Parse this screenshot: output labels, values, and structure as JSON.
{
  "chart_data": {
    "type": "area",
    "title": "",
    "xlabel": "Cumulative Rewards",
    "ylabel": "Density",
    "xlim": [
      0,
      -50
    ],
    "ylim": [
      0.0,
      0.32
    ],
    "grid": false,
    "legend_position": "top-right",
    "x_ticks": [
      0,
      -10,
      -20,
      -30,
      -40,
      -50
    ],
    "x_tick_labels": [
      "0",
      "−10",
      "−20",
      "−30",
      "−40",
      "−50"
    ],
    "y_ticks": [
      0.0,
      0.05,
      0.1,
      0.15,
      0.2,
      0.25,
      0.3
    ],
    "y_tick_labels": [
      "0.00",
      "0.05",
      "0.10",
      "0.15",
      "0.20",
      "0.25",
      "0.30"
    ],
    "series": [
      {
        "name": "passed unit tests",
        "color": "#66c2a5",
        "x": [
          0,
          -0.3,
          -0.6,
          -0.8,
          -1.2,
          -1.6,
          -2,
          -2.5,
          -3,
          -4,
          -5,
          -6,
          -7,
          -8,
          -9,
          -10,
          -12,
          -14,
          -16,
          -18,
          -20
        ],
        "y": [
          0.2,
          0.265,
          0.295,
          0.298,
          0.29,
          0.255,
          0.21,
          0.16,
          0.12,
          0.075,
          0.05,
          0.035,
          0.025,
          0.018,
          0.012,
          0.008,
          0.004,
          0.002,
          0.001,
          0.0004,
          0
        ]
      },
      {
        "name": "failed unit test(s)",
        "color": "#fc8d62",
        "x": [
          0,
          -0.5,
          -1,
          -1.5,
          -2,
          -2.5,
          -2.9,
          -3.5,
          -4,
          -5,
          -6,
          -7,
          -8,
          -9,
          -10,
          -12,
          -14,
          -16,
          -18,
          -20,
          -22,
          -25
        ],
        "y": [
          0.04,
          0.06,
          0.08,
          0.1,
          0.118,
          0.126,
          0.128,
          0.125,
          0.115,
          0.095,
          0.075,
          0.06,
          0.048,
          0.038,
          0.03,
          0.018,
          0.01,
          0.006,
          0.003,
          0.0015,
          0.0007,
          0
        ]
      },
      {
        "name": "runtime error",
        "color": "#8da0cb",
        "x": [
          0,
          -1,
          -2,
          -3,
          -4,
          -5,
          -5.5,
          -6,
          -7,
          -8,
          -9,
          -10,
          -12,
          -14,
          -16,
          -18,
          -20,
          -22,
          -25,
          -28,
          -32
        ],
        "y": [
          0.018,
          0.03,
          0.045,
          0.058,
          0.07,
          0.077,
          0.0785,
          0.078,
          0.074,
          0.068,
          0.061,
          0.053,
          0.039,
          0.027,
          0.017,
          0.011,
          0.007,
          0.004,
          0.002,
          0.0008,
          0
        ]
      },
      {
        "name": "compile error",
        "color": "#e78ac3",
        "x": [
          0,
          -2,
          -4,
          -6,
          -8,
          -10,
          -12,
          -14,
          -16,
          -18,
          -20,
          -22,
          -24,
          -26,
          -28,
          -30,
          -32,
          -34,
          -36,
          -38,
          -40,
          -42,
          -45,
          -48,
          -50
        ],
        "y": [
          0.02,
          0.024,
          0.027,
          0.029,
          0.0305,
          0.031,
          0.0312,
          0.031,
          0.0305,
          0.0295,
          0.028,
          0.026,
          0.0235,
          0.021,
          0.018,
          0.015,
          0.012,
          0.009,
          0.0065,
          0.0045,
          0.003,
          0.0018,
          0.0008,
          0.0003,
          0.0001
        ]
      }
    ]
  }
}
________________________________________
Please restate the data word for word, every record included.

Parse this screenshot: output labels, values, and structure as JSON.
{
  "chart_data": {
    "type": "area",
    "title": "",
    "xlabel": "Cumulative Rewards",
    "ylabel": "Density",
    "xlim": [
      0,
      -50
    ],
    "ylim": [
      0.0,
      0.32
    ],
    "grid": false,
    "legend_position": "top-right",
    "x_ticks": [
      0,
      -10,
      -20,
      -30,
      -40,
      -50
    ],
    "x_tick_labels": [
      "0",
      "−10",
      "−20",
      "−30",
      "−40",
      "−50"
    ],
    "y_ticks": [
      0.0,
      0.05,
      0.1,
      0.15,
      0.2,
      0.25,
      0.3
    ],
    "y_tick_labels": [
      "0.00",
      "0.05",
      "0.10",
      "0.15",
      "0.20",
      "0.25",
      "0.30"
    ],
    "series": [
      {
        "name": "passed unit tests",
        "color": "#66c2a5",
        "x": [
          0,
          -0.3,
          -0.6,
          -0.8,
          -1.2,
          -1.6,
          -2,
          -2.5,
          -3,
          -4,
          -5,
          -6,
          -7,
          -8,
          -9,
          -10,
          -12,
          -14,
          -16,
          -18,
          -20
        ],
        "y": [
          0.2,
          0.265,
          0.295,
          0.298,
          0.29,
          0.255,
          0.21,
          0.16,
          0.12,
          0.075,
          0.05,
          0.035,
          0.025,
          0.018,
          0.012,
          0.008,
          0.004,
          0.002,
          0.001,
          0.0004,
          0
        ]
      },
      {
        "name": "failed unit test(s)",
        "color": "#fc8d62",
        "x": [
          0,
          -0.5,
          -1,
          -1.5,
          -2,
          -2.5,
          -2.9,
          -3.5,
          -4,
          -5,
          -6,
          -7,
          -8,
          -9,
          -10,
          -12,
          -14,
          -16,
          -18,
          -20,
          -22,
          -25
        ],
        "y": [
          0.04,
          0.06,
          0.08,
          0.1,
          0.118,
          0.126,
          0.128,
          0.125,
          0.115,
          0.095,
          0.075,
          0.06,
          0.048,
          0.038,
          0.03,
          0.018,
          0.01,
          0.006,
          0.003,
          0.0015,
          0.0007,
          0
        ]
      },
      {
        "name": "runtime error",
        "color": "#8da0cb",
        "x": [
          0,
          -1,
          -2,
          -3,
          -4,
          -5,
          -5.5,
          -6,
          -7,
          -8,
          -9,
          -10,
          -12,
          -14,
          -16,
          -18,
          -20,
          -22,
          -25,
          -28,
          -32
        ],
        "y": [
          0.018,
          0.03,
          0.045,
          0.058,
          0.07,
          0.077,
          0.0785,
          0.078,
          0.074,
          0.068,
          0.061,
          0.053,
          0.039,
          0.027,
          0.017,
          0.011,
          0.007,
          0.004,
          0.002,
          0.0008,
          0
        ]
      },
      {
        "name": "compile error",
        "color": "#e78ac3",
        "x": [
          0,
          -2,
          -4,
          -6,
          -8,
          -10,
          -12,
          -14,
          -16,
          -18,
          -20,
          -22,
          -24,
          -26,
          -28,
          -30,
          -32,
          -34,
          -36,
          -38,
          -40,
          -42,
          -45,
          -48,
          -50
        ],
        "y": [
          0.02,
          0.024,
          0.027,
          0.029,
          0.0305,
          0.031,
          0.0312,
          0.031,
          0.0305,
          0.0295,
          0.028,
          0.026,
          0.0235,
          0.021,
          0.018,
          0.015,
          0.012,
          0.009,
          0.0065,
          0.0045,
          0.003,
          0.0018,
          0.0008,
          0.0003,
          0.0001
        ]
      }
    ]
  }
}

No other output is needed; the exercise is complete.